## Start Supplied material

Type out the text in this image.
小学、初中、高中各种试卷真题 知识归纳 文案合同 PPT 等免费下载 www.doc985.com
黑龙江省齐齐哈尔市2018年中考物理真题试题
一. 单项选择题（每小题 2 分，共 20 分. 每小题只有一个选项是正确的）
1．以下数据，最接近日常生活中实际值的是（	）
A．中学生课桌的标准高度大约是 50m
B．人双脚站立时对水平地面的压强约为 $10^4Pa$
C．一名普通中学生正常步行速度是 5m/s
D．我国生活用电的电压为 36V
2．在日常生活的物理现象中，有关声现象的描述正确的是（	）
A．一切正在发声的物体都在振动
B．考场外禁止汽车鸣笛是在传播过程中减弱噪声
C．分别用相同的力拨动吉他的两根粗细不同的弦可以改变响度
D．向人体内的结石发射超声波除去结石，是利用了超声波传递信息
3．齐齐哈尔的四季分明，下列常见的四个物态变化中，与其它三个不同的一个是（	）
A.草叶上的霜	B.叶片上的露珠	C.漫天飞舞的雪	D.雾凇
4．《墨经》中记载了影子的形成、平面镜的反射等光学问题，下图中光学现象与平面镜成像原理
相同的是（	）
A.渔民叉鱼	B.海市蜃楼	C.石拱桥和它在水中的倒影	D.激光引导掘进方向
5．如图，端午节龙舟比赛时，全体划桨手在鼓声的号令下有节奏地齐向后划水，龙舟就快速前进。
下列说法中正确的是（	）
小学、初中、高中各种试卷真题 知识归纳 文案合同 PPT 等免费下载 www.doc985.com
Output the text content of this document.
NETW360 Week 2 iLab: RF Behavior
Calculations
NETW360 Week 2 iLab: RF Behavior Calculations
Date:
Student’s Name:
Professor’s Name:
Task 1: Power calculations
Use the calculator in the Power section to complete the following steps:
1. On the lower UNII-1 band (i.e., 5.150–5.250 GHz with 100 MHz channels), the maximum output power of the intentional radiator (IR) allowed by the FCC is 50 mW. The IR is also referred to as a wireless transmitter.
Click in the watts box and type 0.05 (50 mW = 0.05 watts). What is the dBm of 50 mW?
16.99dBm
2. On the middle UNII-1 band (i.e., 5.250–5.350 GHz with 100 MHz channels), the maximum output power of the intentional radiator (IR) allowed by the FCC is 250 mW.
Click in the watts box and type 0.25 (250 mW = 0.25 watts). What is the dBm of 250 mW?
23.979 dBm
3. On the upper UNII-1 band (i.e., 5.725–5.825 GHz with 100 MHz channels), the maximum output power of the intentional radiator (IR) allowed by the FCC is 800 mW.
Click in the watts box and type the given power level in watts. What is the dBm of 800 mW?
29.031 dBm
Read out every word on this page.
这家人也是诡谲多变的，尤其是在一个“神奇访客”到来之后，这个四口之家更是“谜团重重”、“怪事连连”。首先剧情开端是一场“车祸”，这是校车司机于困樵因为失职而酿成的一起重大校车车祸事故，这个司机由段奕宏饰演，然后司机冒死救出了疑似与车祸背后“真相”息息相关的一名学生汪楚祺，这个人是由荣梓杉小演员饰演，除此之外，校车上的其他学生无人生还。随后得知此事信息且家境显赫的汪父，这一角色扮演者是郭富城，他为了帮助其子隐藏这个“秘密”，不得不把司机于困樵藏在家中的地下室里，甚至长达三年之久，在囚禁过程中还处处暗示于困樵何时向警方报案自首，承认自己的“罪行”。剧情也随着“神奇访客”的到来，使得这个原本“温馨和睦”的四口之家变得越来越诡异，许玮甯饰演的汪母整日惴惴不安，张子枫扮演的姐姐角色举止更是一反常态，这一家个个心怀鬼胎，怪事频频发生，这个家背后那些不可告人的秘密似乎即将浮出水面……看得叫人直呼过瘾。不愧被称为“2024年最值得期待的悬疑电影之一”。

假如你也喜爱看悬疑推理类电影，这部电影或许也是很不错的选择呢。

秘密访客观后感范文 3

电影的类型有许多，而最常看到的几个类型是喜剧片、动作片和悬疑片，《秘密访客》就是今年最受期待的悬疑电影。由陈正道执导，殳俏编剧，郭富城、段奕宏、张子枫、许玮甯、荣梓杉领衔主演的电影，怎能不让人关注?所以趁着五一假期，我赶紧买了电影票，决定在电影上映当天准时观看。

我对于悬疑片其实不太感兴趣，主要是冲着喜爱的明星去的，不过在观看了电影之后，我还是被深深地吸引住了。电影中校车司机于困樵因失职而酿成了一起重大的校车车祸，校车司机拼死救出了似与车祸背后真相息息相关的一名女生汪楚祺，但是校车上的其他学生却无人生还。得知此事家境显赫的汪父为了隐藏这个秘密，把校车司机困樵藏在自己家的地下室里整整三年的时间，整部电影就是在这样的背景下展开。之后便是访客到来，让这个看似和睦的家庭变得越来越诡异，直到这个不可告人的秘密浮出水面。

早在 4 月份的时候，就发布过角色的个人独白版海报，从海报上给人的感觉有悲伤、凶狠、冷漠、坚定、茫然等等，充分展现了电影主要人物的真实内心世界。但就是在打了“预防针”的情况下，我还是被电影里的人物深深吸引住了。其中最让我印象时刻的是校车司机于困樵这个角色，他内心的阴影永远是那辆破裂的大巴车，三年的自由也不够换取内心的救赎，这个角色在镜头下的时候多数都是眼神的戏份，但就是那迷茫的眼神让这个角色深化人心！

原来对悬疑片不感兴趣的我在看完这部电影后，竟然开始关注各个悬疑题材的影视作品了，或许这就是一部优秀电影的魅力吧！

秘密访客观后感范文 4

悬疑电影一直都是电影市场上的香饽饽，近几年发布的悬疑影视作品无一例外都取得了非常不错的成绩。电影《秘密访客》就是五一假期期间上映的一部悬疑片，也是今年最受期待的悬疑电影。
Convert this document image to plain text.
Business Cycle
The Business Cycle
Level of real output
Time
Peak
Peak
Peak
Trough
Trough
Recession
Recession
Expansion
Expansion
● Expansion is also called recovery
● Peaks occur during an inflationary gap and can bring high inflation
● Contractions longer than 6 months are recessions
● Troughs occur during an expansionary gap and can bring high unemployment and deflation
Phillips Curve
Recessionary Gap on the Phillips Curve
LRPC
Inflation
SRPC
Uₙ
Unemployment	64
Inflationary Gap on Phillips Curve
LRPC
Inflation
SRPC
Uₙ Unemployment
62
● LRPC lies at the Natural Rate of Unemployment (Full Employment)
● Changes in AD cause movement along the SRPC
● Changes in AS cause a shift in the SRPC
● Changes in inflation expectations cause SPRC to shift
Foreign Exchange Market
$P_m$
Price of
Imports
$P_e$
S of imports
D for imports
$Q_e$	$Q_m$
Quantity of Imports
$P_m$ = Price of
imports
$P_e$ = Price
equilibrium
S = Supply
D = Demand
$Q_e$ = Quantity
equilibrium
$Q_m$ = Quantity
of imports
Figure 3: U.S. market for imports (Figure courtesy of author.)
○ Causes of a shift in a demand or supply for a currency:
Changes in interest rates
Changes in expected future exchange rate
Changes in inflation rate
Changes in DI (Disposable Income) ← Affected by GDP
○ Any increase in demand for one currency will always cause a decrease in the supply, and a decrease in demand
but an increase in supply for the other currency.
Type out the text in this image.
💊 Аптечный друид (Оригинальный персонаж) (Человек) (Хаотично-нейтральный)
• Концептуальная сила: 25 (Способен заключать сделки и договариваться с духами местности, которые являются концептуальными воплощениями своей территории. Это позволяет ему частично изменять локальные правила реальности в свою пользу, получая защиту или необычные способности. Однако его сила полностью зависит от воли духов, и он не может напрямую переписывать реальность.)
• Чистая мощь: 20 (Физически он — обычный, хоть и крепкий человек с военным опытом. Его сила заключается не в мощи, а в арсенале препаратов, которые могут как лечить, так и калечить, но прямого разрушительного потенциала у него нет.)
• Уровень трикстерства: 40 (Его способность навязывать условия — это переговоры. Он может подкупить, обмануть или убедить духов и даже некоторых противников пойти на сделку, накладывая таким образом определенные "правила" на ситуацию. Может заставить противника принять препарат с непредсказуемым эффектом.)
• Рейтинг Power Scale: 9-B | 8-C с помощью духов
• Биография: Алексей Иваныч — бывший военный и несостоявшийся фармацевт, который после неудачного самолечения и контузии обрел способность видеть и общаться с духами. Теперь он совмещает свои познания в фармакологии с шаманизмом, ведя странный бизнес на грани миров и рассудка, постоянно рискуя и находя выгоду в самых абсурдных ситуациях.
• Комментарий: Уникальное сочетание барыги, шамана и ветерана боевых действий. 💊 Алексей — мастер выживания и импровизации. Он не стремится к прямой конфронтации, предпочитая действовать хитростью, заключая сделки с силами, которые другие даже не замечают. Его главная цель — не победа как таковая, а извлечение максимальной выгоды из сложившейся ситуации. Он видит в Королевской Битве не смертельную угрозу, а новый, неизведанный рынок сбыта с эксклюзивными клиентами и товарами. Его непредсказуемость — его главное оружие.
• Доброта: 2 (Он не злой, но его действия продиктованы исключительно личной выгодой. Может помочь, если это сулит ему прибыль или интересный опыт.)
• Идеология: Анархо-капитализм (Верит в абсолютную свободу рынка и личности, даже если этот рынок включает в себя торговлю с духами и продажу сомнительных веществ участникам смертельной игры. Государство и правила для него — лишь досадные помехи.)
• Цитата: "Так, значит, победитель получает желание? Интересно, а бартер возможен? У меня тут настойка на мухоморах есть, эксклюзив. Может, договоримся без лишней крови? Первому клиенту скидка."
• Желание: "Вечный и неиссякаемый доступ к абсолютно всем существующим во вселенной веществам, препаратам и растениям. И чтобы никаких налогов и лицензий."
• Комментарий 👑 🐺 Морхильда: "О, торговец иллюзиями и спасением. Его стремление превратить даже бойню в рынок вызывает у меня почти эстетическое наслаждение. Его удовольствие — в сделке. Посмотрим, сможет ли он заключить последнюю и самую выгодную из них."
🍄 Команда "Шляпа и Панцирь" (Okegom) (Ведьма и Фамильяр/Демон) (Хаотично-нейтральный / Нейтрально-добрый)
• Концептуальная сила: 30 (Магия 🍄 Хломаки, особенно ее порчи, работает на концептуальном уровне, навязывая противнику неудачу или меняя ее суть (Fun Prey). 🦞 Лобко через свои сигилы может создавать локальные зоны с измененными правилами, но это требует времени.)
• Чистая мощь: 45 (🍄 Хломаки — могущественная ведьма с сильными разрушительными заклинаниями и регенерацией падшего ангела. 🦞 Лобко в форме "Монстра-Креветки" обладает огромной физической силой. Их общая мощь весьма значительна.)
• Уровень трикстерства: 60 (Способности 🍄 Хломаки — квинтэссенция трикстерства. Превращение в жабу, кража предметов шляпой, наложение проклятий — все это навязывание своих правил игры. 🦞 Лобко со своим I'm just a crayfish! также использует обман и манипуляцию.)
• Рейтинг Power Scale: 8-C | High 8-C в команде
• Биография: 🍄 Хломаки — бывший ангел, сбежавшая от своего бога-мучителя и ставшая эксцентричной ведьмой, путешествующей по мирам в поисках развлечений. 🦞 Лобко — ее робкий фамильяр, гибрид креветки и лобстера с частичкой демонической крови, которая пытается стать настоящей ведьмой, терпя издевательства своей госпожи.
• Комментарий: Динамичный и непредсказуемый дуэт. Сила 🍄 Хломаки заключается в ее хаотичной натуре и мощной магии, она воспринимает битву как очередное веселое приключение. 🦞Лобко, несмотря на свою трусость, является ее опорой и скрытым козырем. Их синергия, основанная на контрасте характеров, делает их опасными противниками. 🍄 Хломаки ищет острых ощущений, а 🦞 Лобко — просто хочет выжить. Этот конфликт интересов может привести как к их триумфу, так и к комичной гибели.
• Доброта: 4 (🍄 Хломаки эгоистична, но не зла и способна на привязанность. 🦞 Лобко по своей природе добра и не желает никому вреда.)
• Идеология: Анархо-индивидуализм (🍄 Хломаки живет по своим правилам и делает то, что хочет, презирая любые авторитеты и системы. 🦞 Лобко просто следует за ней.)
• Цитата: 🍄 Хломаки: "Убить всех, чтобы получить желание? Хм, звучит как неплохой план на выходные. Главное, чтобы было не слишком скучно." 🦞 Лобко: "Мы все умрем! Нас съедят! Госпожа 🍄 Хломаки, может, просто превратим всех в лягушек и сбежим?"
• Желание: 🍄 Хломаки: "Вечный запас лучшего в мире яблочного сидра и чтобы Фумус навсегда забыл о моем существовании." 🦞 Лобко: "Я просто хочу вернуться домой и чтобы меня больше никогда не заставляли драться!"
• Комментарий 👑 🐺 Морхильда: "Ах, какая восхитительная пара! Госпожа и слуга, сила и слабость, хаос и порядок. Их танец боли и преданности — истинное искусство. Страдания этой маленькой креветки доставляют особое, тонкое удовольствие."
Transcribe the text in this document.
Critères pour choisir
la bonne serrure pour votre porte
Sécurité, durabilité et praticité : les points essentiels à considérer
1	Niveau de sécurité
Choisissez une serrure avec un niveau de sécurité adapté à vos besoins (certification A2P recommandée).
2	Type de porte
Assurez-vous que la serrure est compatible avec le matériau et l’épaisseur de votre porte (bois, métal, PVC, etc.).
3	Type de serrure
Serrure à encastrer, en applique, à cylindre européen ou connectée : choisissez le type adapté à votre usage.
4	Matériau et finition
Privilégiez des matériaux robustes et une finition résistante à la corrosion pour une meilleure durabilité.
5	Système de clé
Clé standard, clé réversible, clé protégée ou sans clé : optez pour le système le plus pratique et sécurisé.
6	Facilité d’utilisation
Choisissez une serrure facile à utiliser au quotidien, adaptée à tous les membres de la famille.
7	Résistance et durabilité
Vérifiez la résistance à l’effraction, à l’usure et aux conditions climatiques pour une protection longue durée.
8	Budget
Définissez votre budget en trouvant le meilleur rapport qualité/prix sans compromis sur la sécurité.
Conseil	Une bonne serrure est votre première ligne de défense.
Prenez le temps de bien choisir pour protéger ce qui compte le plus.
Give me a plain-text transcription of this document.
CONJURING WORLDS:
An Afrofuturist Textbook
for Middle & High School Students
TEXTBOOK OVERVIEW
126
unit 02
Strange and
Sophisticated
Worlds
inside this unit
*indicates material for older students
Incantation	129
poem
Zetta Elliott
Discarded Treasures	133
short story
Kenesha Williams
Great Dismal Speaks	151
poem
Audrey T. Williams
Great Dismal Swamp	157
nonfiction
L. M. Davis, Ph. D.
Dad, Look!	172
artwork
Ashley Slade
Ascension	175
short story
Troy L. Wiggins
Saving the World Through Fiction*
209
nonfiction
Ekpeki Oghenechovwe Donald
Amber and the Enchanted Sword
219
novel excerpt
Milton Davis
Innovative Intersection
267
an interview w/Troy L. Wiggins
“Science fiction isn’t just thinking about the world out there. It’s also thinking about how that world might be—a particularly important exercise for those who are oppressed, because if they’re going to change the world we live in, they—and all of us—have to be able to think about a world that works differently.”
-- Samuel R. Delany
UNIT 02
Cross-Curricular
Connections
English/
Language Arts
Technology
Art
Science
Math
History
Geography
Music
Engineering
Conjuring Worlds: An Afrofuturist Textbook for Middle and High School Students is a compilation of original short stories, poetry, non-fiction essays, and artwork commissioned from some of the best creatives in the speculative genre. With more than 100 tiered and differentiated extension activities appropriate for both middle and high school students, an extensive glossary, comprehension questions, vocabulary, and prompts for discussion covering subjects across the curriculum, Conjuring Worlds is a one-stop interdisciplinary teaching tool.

## End Supplied material

> _Task description_: Show the lines where the word "pour" appears in the entries.

> _The reply_:
Critères pour choisir
la bonne serrure pour votre porte
Privilégiez des matériaux robustes et une finition résistante à la corrosion pour une meilleure durabilité.
Clé standard, clé réversible, clé protégée ou sans clé : optez pour le système le plus pratique et sécurisé.
Vérifiez la résistance à l’effraction, à l’usure et aux conditions climatiques pour une protection longue durée.
Prenez le temps de bien choisir pour protéger ce qui compte le plus.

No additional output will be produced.